━━ Source data ━━
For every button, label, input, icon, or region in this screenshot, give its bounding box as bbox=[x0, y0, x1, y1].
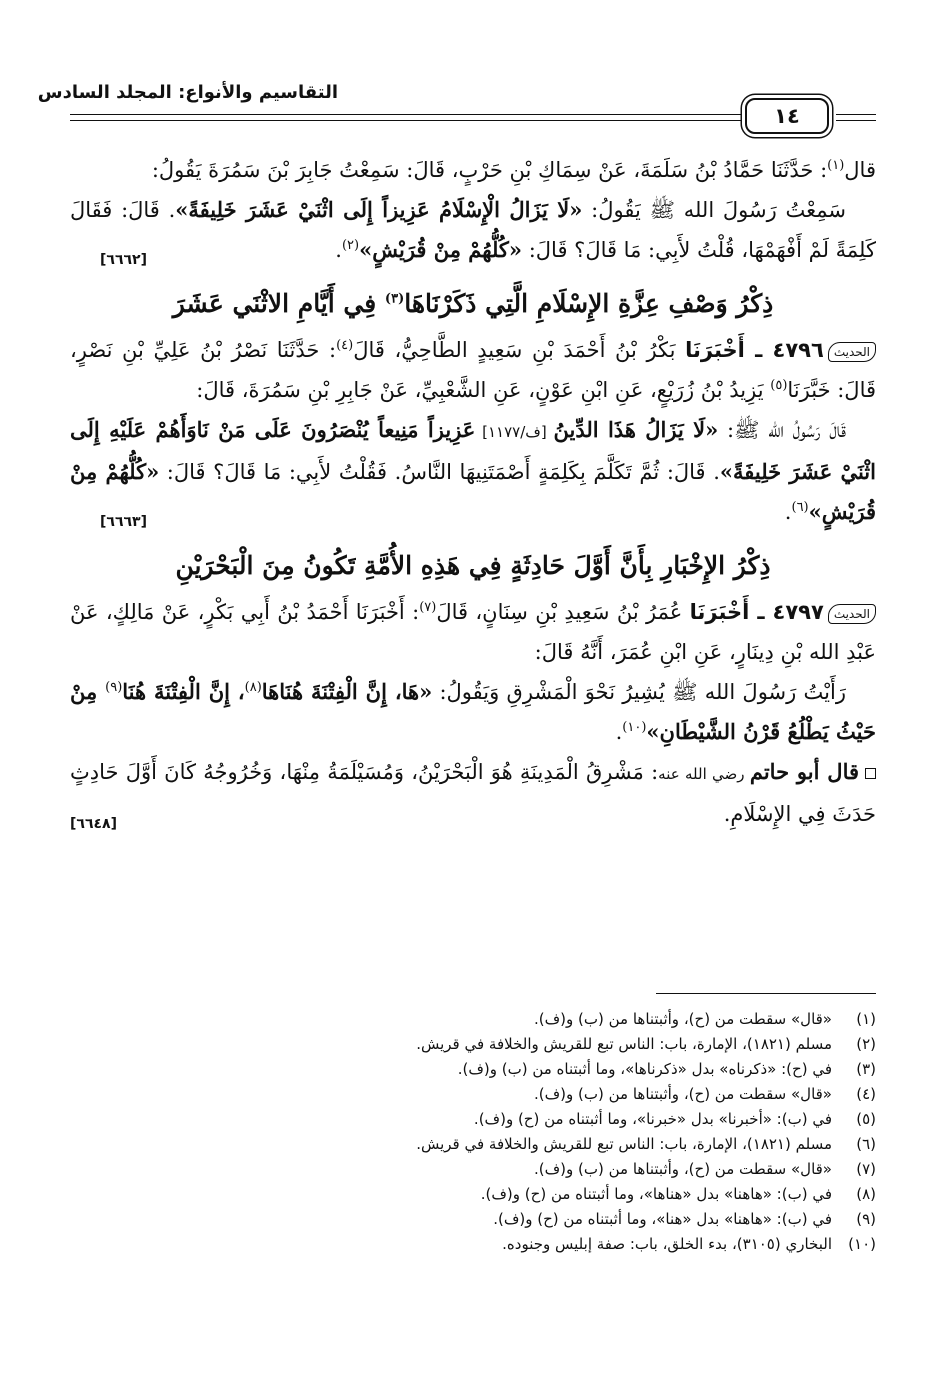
main-text bbox=[70, 150, 876, 844]
text: قَالَ رَسُولُ الله ﷺ: bbox=[718, 418, 846, 442]
text: قال bbox=[844, 158, 876, 182]
text: . قَالَ: فَقَالَ كَلِمَةً لَمْ أَفْهَمْهَا، قُلْتُ لأَبِي: مَا قَالَ؟ قَالَ: bbox=[70, 198, 876, 262]
hadith-reference: [٦٦٦٣] bbox=[100, 514, 147, 530]
text: سَمِعْتُ رَسُولَ الله ﷺ يَقُولُ: bbox=[582, 198, 846, 222]
footnote-text: «قال» سقطت من (ح)، وأثبتناها من (ب) و(ف). bbox=[533, 1085, 832, 1103]
header-rule bbox=[836, 114, 876, 115]
text: : أَخْبَرَنَا أَحْمَدُ بْنُ أَبِي بَكْرٍ، عَنْ مَالِكٍ، عَنْ عَبْدِ الله بْنِ دِينَارٍ، عَنِ ابْنِ عُمَرَ، أَنَّهُ قَالَ: bbox=[70, 600, 876, 664]
text: : حَدَّثَنَا حَمَّادُ بْنُ سَلَمَةَ، عَنْ سِمَاكِ بْنِ حَرْبٍ، قَالَ: سَمِعْتُ جَابِرَ بْنَ سَمُرَةَ يَقُولُ: bbox=[151, 158, 828, 182]
footnote-ref: (٥) bbox=[770, 378, 788, 393]
chapter-title: ذِكْرُ الإِخْبَارِ بِأَنَّ أَوَّلَ حَادِثَةٍ فِي هَذِهِ الأُمَّةِ تَكُونُ مِنَ الْبَحْرَيْنِ bbox=[175, 551, 771, 580]
text: ذِكْرُ وَصْفِ عِزَّةِ الإِسْلَامِ الَّتِي ذَكَرْنَاهَا bbox=[404, 289, 774, 318]
footnote-text: في (ب): «أخبرنا» بدل «خبرنا»، وما أثبتناه من (ح) و(ف). bbox=[473, 1110, 832, 1128]
text: : حَدَّثَنَا نَصْرُ بْنُ عَلِيِّ بْنِ نَصْرٍ، قَالَ: خَبَّرَنَا bbox=[70, 338, 876, 402]
footnote bbox=[70, 1032, 876, 1057]
inline-reference: [ف/١١٧٧] bbox=[475, 423, 554, 441]
text: : مَشْرِقُ الْمَدِينَةِ هُوَ الْبَحْرَيْنُ، وَمُسَيْلَمَةُ مِنْهَا، وَخُرُوجُهُ كَانَ أَوَّلَ حَادِثٍ حَدَثَ فِي الإِسْلَامِ. bbox=[70, 760, 876, 826]
footnote-ref: (١٠) bbox=[622, 720, 647, 735]
footnote-number: (٦) bbox=[856, 1135, 876, 1153]
page-number-box bbox=[745, 98, 829, 134]
footnote-ref: (٤) bbox=[336, 338, 354, 353]
footnote-text: مسلم (١٨٢١)، الإمارة، باب: الناس تبع للقريش والخلافة في قريش. bbox=[416, 1035, 832, 1053]
hadith-body bbox=[70, 672, 876, 752]
text: . bbox=[784, 500, 792, 524]
footnote-ref: (٦) bbox=[791, 500, 809, 515]
hadith-reference: [٦٦٦٢] bbox=[100, 252, 147, 268]
footnote-number: (٤) bbox=[856, 1085, 876, 1103]
footnote bbox=[70, 1207, 876, 1232]
text: . bbox=[615, 720, 623, 744]
hadith-badge: الحديث bbox=[828, 342, 876, 362]
footnote-ref: (٣) bbox=[384, 291, 405, 307]
footnote bbox=[70, 1132, 876, 1157]
header-rule bbox=[836, 120, 876, 121]
footnotes bbox=[70, 1007, 876, 1257]
footnote bbox=[70, 1157, 876, 1182]
footnote-number: (٢) bbox=[856, 1035, 876, 1053]
hadith-reference: [٦٦٤٨] bbox=[70, 816, 117, 832]
text: يَزِيدُ بْنُ زُرَيْعٍ، عَنِ ابْنِ عَوْنٍ، عَنِ الشَّعْبِيِّ، عَنْ جَابِرِ بْنِ سَمُرَةَ، قَالَ: bbox=[196, 378, 771, 402]
text: بَكْرُ بْنُ أَحْمَدَ بْنِ سَعِيدٍ الطَّاحِيُّ، قَالَ bbox=[353, 338, 686, 362]
text: فِي أَيَّامِ الاثْنَي عَشَرَ bbox=[172, 289, 385, 318]
footnote-number: (٧) bbox=[856, 1160, 876, 1178]
paragraph-1 bbox=[70, 150, 876, 190]
footnote-number: (٣) bbox=[856, 1060, 876, 1078]
footnote-ref: (٢) bbox=[341, 238, 360, 253]
footnote-ref: (١) bbox=[827, 158, 845, 173]
text: عُمَرُ بْنُ سَعِيدِ بْنِ سِنَانٍ، قَالَ bbox=[436, 600, 690, 624]
hadith-text: عَزِيزاً مَنِيعاً يُنْصَرُونَ عَلَى مَنْ نَاوَأَهُمْ عَلَيْهِ إِلَى اثْنَيْ عَشَرَ خَلِيفَةً» bbox=[70, 417, 876, 484]
hadith-text: «هَا، إِنَّ الْفِتْنَةَ هُنَاهَا bbox=[261, 679, 433, 704]
text: . قَالَ: ثُمَّ تَكَلَّمَ بِكَلِمَةٍ أَصْمَتَنِيهَا النَّاسُ. فَقُلْتُ لأَبِي: مَا قَالَ؟ قَالَ: bbox=[159, 460, 720, 484]
square-bullet-icon bbox=[865, 768, 876, 779]
footnote-text: في (ح): «ذكرناه» بدل «ذكرناها»، وما أثبتناه من (ب) و(ف). bbox=[457, 1060, 832, 1078]
footnote-text: مسلم (١٨٢١)، الإمارة، باب: الناس تبع للقريش والخلافة في قريش. bbox=[416, 1135, 832, 1153]
abu-hatim-label: قال أبو حاتم bbox=[749, 759, 860, 784]
hadith-text: ، إِنَّ الْفِتْنَةَ هُنَا bbox=[122, 679, 245, 704]
hadith-text: مِنْ حَيْثُ يَطْلُعُ قَرْنُ الشَّيْطَانِ» bbox=[70, 679, 876, 744]
footnote-number: (٩) bbox=[856, 1210, 876, 1228]
footnote-number: (١٠) bbox=[848, 1235, 876, 1253]
hadith-text: «لَا يَزَالُ الْإِسْلَامُ عَزِيزاً إِلَى اثْنَيْ عَشَرَ خَلِيفَةً» bbox=[175, 197, 583, 222]
hadith-text: «لَا يَزَالُ هَذَا الدِّينُ bbox=[553, 417, 719, 442]
hadith-chain bbox=[70, 330, 876, 410]
footnote bbox=[70, 1057, 876, 1082]
chapter-title bbox=[70, 284, 876, 324]
footnote bbox=[70, 1007, 876, 1032]
footnote-text: في (ب): «هاهنا» بدل «هنا»، وما أثبتناه من (ح) و(ف). bbox=[493, 1210, 832, 1228]
footnote bbox=[70, 1107, 876, 1132]
hadith-text: «كُلُّهُمْ مِنْ قُرَيْشٍ» bbox=[70, 459, 876, 524]
footnote-ref: (٧) bbox=[419, 600, 437, 615]
hadith-number: ٤٧٩٧ ـ أَخْبَرَنَا bbox=[689, 600, 824, 624]
footnote-text: البخاري (٣١٠٥)، بدء الخلق، باب: صفة إبليس وجنوده. bbox=[502, 1235, 832, 1253]
footnote-number: (١) bbox=[856, 1010, 876, 1028]
footnote bbox=[70, 1232, 876, 1257]
honorific: رضي الله عنه bbox=[658, 765, 750, 783]
footnote-number: (٥) bbox=[856, 1110, 876, 1128]
footnote-ref: (٨) bbox=[244, 680, 262, 695]
text: . bbox=[335, 238, 342, 262]
footnote bbox=[70, 1082, 876, 1107]
abu-hatim-comment bbox=[70, 752, 876, 834]
page-number: ١٤ bbox=[774, 104, 800, 128]
hadith-chain bbox=[70, 592, 876, 672]
paragraph-2 bbox=[70, 190, 876, 270]
hadith-number: ٤٧٩٦ ـ أَخْبَرَنَا bbox=[685, 338, 824, 362]
hadith-body bbox=[70, 410, 876, 532]
footnote-text: «قال» سقطت من (ح)، وأثبتناها من (ب) و(ف). bbox=[533, 1160, 832, 1178]
footnote-ref: (٩) bbox=[105, 680, 123, 695]
text: رَأَيْتُ رَسُولَ الله ﷺ يُشِيرُ نَحْوَ الْمَشْرِقِ وَيَقُولُ: bbox=[432, 680, 846, 704]
footnote-rule bbox=[656, 993, 876, 994]
hadith-text: «كُلُّهُمْ مِنْ قُرَيْشٍ» bbox=[359, 237, 523, 262]
header-rule bbox=[70, 120, 760, 121]
hadith-badge: الحديث bbox=[828, 604, 876, 624]
footnote-number: (٨) bbox=[856, 1185, 876, 1203]
header-rule bbox=[70, 114, 760, 115]
footnote bbox=[70, 1182, 876, 1207]
footnote-text: «قال» سقطت من (ح)، وأثبتناها من (ب) و(ف). bbox=[533, 1010, 832, 1028]
footnote-text: في (ب): «هاهنا» بدل «هناها»، وما أثبتناه من (ح) و(ف). bbox=[480, 1185, 832, 1203]
running-title: التقاسيم والأنواع: المجلد السادس bbox=[37, 82, 338, 103]
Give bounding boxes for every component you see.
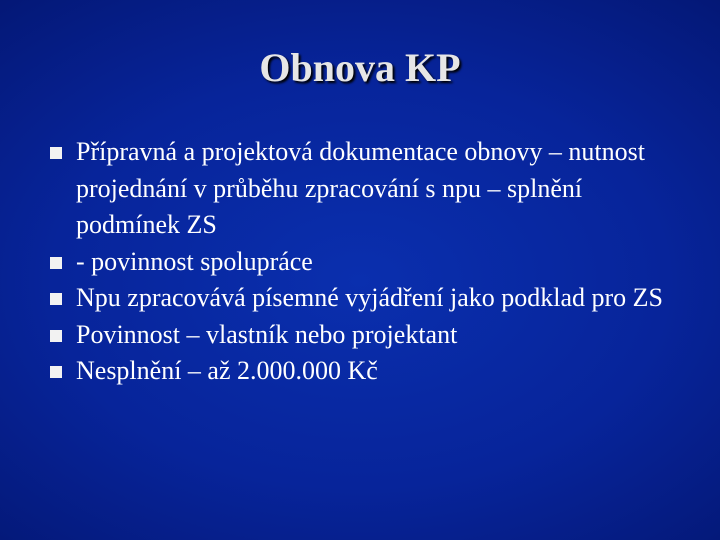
square-bullet-icon	[50, 147, 62, 159]
bullet-item	[50, 280, 690, 317]
bullet-item	[50, 353, 690, 390]
slide-title: Obnova KP	[259, 45, 461, 90]
bullet-item	[50, 317, 690, 354]
bullet-text: Nesplnění – až 2.000.000 Kč	[76, 356, 378, 385]
square-bullet-icon	[50, 257, 62, 269]
bullet-text: Povinnost – vlastník nebo projektant	[76, 319, 458, 349]
square-bullet-icon	[50, 293, 62, 305]
bullet-list	[50, 134, 690, 390]
bullet-text: - povinnost spolupráce	[76, 246, 313, 276]
square-bullet-icon	[50, 366, 62, 378]
bullet-item	[50, 244, 690, 281]
square-bullet-icon	[50, 330, 62, 342]
bullet-text: Npu zpracovává písemné vyjádření jako podklad pro ZS	[76, 283, 663, 312]
bullet-item	[50, 134, 690, 244]
bullet-text: Přípravná a projektová dokumentace obnovy – nutnost projednání v průběhu zpracování s npu – splnění podmínek ZS	[76, 137, 645, 239]
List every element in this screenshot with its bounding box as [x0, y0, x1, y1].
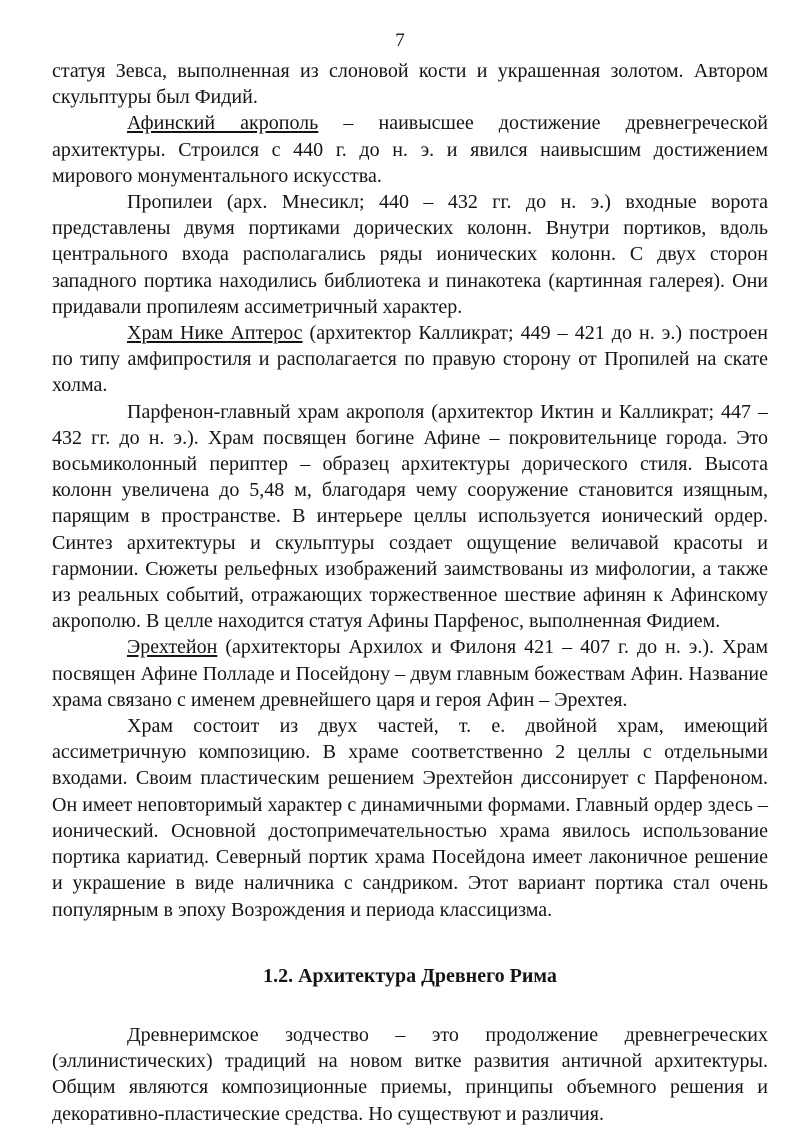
term-temple-nike: Храм Нике Аптерос [127, 322, 303, 345]
paragraph-text: Древнеримское зодчество – это продолжение древнегреческих (эллинистических) традиций на новом витке развития античной архитектуры. Общим являются композиционные приемы, принципы объемного решения и декоративно-пластические средства. Но существуют и различия. [52, 1023, 768, 1125]
paragraph-parthenon [52, 399, 768, 635]
paragraph-text: Пропилеи (арх. Мнесикл; 440 – 432 гг. до н. э.) входные ворота представлены двумя портиками дорических колонн. Внутри портиков, вдоль центрального входа располагались ряды ионических колонн. С двух сторон западного портика находились библиотека и пинакотека (картинная галерея). Они придавали пропилеям ассиметричный характер. [52, 191, 768, 318]
paragraph-text: Храм состоит из двух частей, т. е. двойной храм, имеющий ассиметричную композицию. В храме соответственно 2 целлы с отдельными входами. Своим пластическим решением Эрехтейон диссонирует с Парфеноном. Он имеет неповторимый характер с динамичными формами. Главный ордер здесь – ионический. Основной достопримечательностью храма явилось использование портика кариатид. Северный портик храма Посейдона имеет лаконичное решение и украшение в виде наличника с сандриком. Этот вариант портика стал очень популярным в эпоху Возрождения и периода классицизма. [52, 715, 768, 921]
paragraph-ancient-rome [52, 1022, 768, 1127]
body-text [52, 58, 768, 1127]
paragraph-acropolis [52, 110, 768, 189]
paragraph-zeus-statue [52, 58, 768, 110]
paragraph-temple-nike [52, 320, 768, 399]
paragraph-text: – наивысшее достижение древнегреческой архитектуры. Строился с 440 г. до н. э. и явился наивысшим достижением мирового монументального искусства. [52, 112, 768, 187]
paragraph-text: (архитекторы Архилох и Филоня 421 – 407 г. до н. э.). Храм посвящен Афине Полладе и Посейдону – двум главным божествам Афин. Название храма связано с именем древнейшего царя и героя Афин – Эрехтея. [52, 636, 768, 711]
paragraph-erechtheion [52, 634, 768, 713]
paragraph-text: статуя Зевса, выполненная из слоновой кости и украшенная золотом. Автором скульптуры был Фидий. [52, 60, 768, 109]
section-heading: 1.2. Архитектура Древнего Рима [263, 964, 557, 987]
term-erechtheion: Эрехтейон [127, 636, 218, 659]
paragraph-text: (архитектор Калликрат; 449 – 421 до н. э.) построен по типу амфипростиля и располагается по правую сторону от Пропилей на скате холма. [52, 322, 768, 397]
term-athenian-acropolis: Афинский акрополь [127, 112, 319, 135]
paragraph-text: Парфенон-главный храм акрополя (архитектор Иктин и Калликрат; 447 – 432 гг. до н. э.). Храм посвящен богине Афине – покровительнице города. Это восьмиколонный периптер – образец архитектуры дорического стиля. Высота колонн увеличена до 5,48 м, благодаря чему сооружение становится изящным, парящим в пространстве. В интерьере целлы используется ионический ордер. Синтез архитектуры и скульптуры создает ощущение величавой красоты и гармонии. Сюжеты рельефных изображений заимствованы из мифологии, а также из реальных событий, отражающих торжественное шествие афинян к Афинскому акрополю. В целле находится статуя Афины Парфенос, выполненная Фидием. [52, 400, 768, 633]
paragraph-double-temple [52, 713, 768, 923]
paragraph-propylaea [52, 189, 768, 320]
page-number: 7 [395, 30, 405, 51]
━━━
**Problem:**
Could you quote, word for word, the part of the material above that opens with the line containing "147, 62, 159]" and closes with the line containing "bullet-text: Povinnost –", with both of those lines included?

**Output for this exercise:**
square-bullet-icon	[50, 147, 62, 159]
bullet-item	[50, 280, 690, 317]
bullet-item	[50, 353, 690, 390]
slide-title: Obnova KP	[259, 45, 461, 90]
bullet-item	[50, 317, 690, 354]
bullet-text: Nesplnění – až 2.000.000 Kč	[76, 356, 378, 385]
square-bullet-icon	[50, 257, 62, 269]
bullet-text: Povinnost – vlastník nebo projektant	[76, 319, 458, 349]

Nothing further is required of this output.